- _INPUT MATERIAL_
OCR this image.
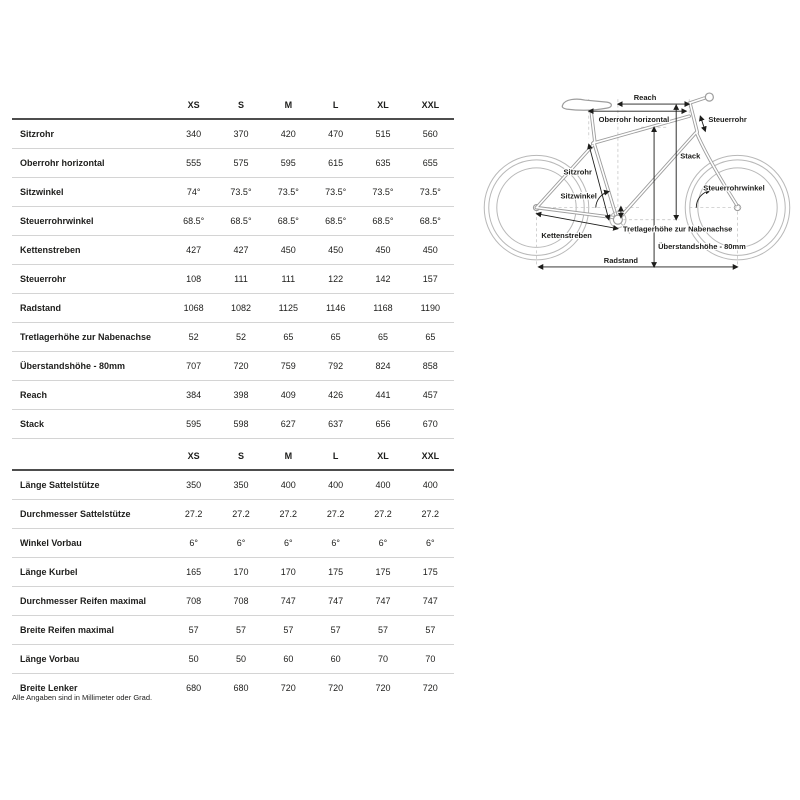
	XS	S	M	L	XL	XXL
Sitzrohr	340	370	420	470	515	560
Oberrohr horizontal	555	575	595	615	635	655
Sitzwinkel	74°	73.5°	73.5°	73.5°	73.5°	73.5°
Steuerrohrwinkel	68.5°	68.5°	68.5°	68.5°	68.5°	68.5°
Kettenstreben	427	427	450	450	450	450
Steuerrohr	108	111	111	122	142	157
Radstand	1068	1082	1125	1146	1168	1190
Tretlagerhöhe zur Nabenachse	52	52	65	65	65	65
Überstandshöhe - 80mm	707	720	759	792	824	858
Reach	384	398	409	426	441	457
Stack	595	598	627	637	656	670
	XS	S	M	L	XL	XXL
Länge Sattelstütze	350	350	400	400	400	400
Durchmesser Sattelstütze	27.2	27.2	27.2	27.2	27.2	27.2
Winkel Vorbau	6°	6°	6°	6°	6°	6°
Länge Kurbel	165	170	170	175	175	175
Durchmesser Reifen maximal	708	708	747	747	747	747
Breite Reifen maximal	57	57	57	57	57	57
Länge Vorbau	50	50	60	60	70	70
Breite Lenker	680	680	720	720	720	720
Reach
Oberrohr horizontal	Steuerrohr
Stack
Sitzrohr
Sitzwinkel
Steuerrohrwinkel
Tretlagerhöhe zur Nabenachse
Kettenstreben
Überstandshöhe - 80mm
Radstand
Alle Angaben sind in Millimeter oder Grad.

- _WHAT IS EXPECTED_
Omit the pictures and give the material again, exactly and in full.

- _CORRECT OUTPUT_
OCR this image.
	XS	S	M	L	XL	XXL
Sitzrohr	340	370	420	470	515	560
Oberrohr horizontal	555	575	595	615	635	655
Sitzwinkel	74°	73.5°	73.5°	73.5°	73.5°	73.5°
Steuerrohrwinkel	68.5°	68.5°	68.5°	68.5°	68.5°	68.5°
Kettenstreben	427	427	450	450	450	450
Steuerrohr	108	111	111	122	142	157
Radstand	1068	1082	1125	1146	1168	1190
Tretlagerhöhe zur Nabenachse	52	52	65	65	65	65
Überstandshöhe - 80mm	707	720	759	792	824	858
Reach	384	398	409	426	441	457
Stack	595	598	627	637	656	670
	XS	S	M	L	XL	XXL
Länge Sattelstütze	350	350	400	400	400	400
Durchmesser Sattelstütze	27.2	27.2	27.2	27.2	27.2	27.2
Winkel Vorbau	6°	6°	6°	6°	6°	6°
Länge Kurbel	165	170	170	175	175	175
Durchmesser Reifen maximal	708	708	747	747	747	747
Breite Reifen maximal	57	57	57	57	57	57
Länge Vorbau	50	50	60	60	70	70
Breite Lenker	680	680	720	720	720	720
Reach
Oberrohr horizontal	Steuerrohr
Stack
Sitzrohr
Sitzwinkel
Steuerrohrwinkel
Tretlagerhöhe zur Nabenachse
Kettenstreben
Überstandshöhe - 80mm
Radstand
Alle Angaben sind in Millimeter oder Grad.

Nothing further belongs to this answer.